# JOB A
Print verbatim everything in the player clustering text from "I applied **clustering**" down to "ratings before clustering.".

I applied **clustering** to get subsets of players using **K-Means**. I clustered on **Rush/Contain** & **Block/Shed**. Why? Well, we could see players who can block might be strong but not blazing fast. Or vice versa. We want to identify those players who are jack of all trades, or players that specialize in blocking/shedding, who might be less expensive, fitting well into the schema. I min/max scaled the ELO ratings before clustering.

For example, here is the cluster results of Rush/Contain:

![Screen Shot 2022-01-07 at 1.11.40 AM.png](attachment:c1bc2bcc-0d35-4d76-85cd-dbbd987cb0ee.png)

Here are some of the best players in the Sea Green Cluster aka the jack of all trades players for the returning team!

![Screen Shot 2022-01-07 at 1.14.18 AM.png](attachment:4087b550-b143-450a-83fc-5e10ba61b4a6.png)

# 4. In Game Coaching Decisions
As a coach, we need to create a line-up/strategy, that **attacks the opponents weaknesses**, enhances our **strengths**, and is appropriate for the game **situation**. However, there are **1000s** of parameters to take in consideration as a coach. Can ML help us make better in game decisions? Can we literally fit those **1000** parameters?

# LISTING
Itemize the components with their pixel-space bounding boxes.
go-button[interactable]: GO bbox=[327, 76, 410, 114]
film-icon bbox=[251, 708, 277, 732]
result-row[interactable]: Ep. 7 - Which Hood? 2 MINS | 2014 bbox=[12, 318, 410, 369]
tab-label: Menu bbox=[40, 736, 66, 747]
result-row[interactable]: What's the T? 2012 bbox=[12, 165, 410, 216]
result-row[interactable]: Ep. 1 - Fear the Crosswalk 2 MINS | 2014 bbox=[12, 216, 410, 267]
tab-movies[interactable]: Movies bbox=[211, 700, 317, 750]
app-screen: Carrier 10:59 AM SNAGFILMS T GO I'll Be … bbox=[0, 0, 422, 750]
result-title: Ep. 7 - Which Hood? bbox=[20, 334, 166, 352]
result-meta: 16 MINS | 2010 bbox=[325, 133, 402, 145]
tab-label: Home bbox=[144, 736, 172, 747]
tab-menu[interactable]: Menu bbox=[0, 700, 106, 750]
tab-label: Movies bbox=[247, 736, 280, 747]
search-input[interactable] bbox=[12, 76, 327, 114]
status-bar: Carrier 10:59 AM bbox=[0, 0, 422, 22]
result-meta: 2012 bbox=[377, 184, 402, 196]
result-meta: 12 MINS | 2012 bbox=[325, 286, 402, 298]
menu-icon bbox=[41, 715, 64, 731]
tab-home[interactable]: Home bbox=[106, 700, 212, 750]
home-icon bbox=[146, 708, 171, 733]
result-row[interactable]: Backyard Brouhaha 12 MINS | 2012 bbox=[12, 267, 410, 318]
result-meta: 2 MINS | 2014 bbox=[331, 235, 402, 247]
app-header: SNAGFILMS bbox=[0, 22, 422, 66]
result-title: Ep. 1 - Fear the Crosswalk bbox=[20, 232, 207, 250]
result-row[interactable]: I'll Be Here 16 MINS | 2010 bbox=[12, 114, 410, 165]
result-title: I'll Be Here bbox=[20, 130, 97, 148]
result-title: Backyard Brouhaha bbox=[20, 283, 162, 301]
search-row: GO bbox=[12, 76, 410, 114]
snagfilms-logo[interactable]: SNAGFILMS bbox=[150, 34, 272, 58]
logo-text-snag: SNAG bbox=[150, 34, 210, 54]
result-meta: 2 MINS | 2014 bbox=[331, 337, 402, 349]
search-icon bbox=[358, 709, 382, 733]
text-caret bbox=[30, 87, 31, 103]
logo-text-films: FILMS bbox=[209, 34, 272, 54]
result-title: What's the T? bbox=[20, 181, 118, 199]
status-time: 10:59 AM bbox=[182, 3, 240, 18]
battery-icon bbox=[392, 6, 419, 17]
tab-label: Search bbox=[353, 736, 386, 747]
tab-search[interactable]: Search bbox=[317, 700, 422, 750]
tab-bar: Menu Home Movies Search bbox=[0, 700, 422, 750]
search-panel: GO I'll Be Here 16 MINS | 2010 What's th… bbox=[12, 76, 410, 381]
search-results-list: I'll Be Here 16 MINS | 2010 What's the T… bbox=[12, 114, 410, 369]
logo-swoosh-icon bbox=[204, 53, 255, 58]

# JOB B
Return verbatim everything in the rows from the very first one down to the row containing "tab-label: Menu bbox=[40, 736, 66, 747]", both included.

# WRITTEN RESPONSE A
I applied **clustering** to get subsets of players using **K-Means**. I clustered on **Rush/Contain** & **Block/Shed**. Why? Well, we could see players who can block might be strong but not blazing fast. Or vice versa. We want to identify those players who are jack of all trades, or players that specialize in blocking/shedding, who might be less expensive, fitting well into the schema. I min/max scaled the ELO ratings before clustering.

# WRITTEN RESPONSE B
Itemize the components with their pixel-space bounding boxes.
go-button[interactable]: GO bbox=[327, 76, 410, 114]
film-icon bbox=[251, 708, 277, 732]
result-row[interactable]: Ep. 7 - Which Hood? 2 MINS | 2014 bbox=[12, 318, 410, 369]
tab-label: Menu bbox=[40, 736, 66, 747]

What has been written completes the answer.